### [Your objective]
Keep every line where the word "time" appears; drop the rest.

-- start of Supplied records --

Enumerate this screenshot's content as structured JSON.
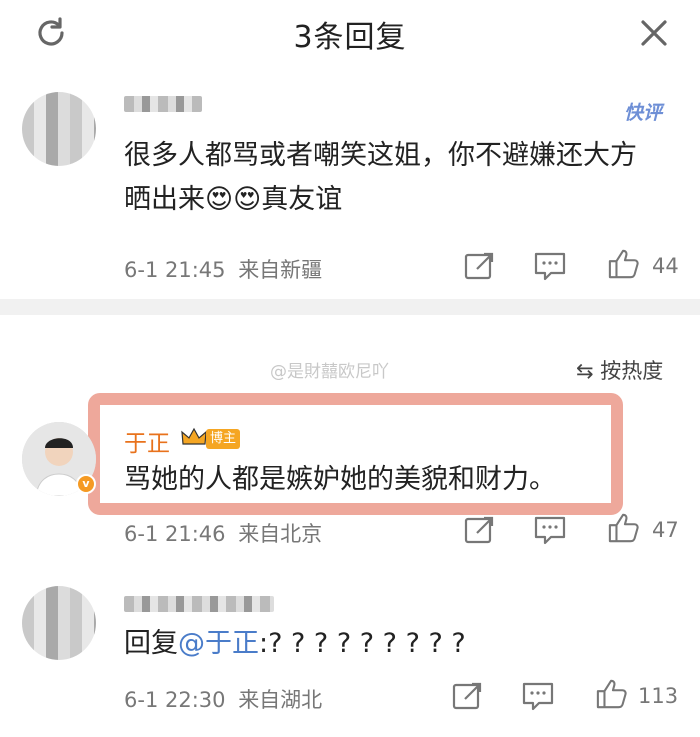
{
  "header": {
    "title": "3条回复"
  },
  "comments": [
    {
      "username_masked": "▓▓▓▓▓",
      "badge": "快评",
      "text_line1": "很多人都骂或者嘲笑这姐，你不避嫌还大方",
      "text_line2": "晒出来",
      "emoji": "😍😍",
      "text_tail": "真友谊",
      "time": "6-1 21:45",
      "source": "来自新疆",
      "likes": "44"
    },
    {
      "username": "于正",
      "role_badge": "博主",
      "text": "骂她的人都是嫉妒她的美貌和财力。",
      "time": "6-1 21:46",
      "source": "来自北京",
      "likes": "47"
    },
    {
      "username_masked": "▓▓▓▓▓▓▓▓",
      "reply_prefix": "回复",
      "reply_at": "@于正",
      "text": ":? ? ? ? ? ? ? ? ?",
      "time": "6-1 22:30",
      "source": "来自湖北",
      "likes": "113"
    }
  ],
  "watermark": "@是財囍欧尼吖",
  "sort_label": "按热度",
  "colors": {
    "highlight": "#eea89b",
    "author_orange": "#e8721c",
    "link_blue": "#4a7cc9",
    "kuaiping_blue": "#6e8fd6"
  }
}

-- end of Supplied records --

### [Output of the exercise]
      "time": "6-1 21:45",
      "time": "6-1 21:46",
      "time": "6-1 22:30",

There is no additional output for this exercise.